Copy out all lines of the records in which the word "page" appears.
* start Listed entries *
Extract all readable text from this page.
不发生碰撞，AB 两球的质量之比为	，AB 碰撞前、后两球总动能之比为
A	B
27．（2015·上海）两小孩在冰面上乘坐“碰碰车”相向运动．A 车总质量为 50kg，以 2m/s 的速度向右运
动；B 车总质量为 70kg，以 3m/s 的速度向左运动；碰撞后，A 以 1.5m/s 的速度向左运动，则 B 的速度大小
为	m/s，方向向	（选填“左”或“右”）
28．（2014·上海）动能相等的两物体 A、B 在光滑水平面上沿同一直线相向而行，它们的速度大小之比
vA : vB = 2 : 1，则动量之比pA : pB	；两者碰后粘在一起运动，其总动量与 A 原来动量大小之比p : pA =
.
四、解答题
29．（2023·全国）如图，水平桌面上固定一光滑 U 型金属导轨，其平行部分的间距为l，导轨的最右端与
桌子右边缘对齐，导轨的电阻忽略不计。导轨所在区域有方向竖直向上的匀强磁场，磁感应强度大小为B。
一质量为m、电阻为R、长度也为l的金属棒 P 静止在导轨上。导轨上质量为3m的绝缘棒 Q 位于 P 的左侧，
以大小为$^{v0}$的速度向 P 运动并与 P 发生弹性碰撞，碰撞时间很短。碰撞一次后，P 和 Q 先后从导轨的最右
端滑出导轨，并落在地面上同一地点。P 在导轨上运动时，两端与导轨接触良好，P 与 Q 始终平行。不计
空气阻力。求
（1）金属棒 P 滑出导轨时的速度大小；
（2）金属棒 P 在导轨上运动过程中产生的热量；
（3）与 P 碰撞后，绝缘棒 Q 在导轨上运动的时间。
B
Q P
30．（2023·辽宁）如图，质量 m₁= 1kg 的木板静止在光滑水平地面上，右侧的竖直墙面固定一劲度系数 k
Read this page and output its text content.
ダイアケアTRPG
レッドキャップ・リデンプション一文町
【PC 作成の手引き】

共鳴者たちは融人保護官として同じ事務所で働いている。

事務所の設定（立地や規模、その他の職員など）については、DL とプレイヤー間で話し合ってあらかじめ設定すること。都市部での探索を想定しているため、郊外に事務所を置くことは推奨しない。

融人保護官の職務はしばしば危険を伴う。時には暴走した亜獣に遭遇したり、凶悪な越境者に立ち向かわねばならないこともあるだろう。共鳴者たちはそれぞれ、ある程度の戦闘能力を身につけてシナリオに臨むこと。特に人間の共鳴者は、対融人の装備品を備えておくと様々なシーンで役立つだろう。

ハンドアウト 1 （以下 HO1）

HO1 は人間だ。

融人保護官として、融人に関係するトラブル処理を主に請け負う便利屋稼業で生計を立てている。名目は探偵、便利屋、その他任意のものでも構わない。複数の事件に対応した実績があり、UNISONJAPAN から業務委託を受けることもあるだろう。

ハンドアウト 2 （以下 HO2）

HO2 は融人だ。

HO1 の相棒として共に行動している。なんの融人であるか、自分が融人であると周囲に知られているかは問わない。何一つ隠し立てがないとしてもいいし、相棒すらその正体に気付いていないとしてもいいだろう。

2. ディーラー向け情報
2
* end Listed entries *
Expected answer -
Extract all readable text from this page.
Read this page and output its text content.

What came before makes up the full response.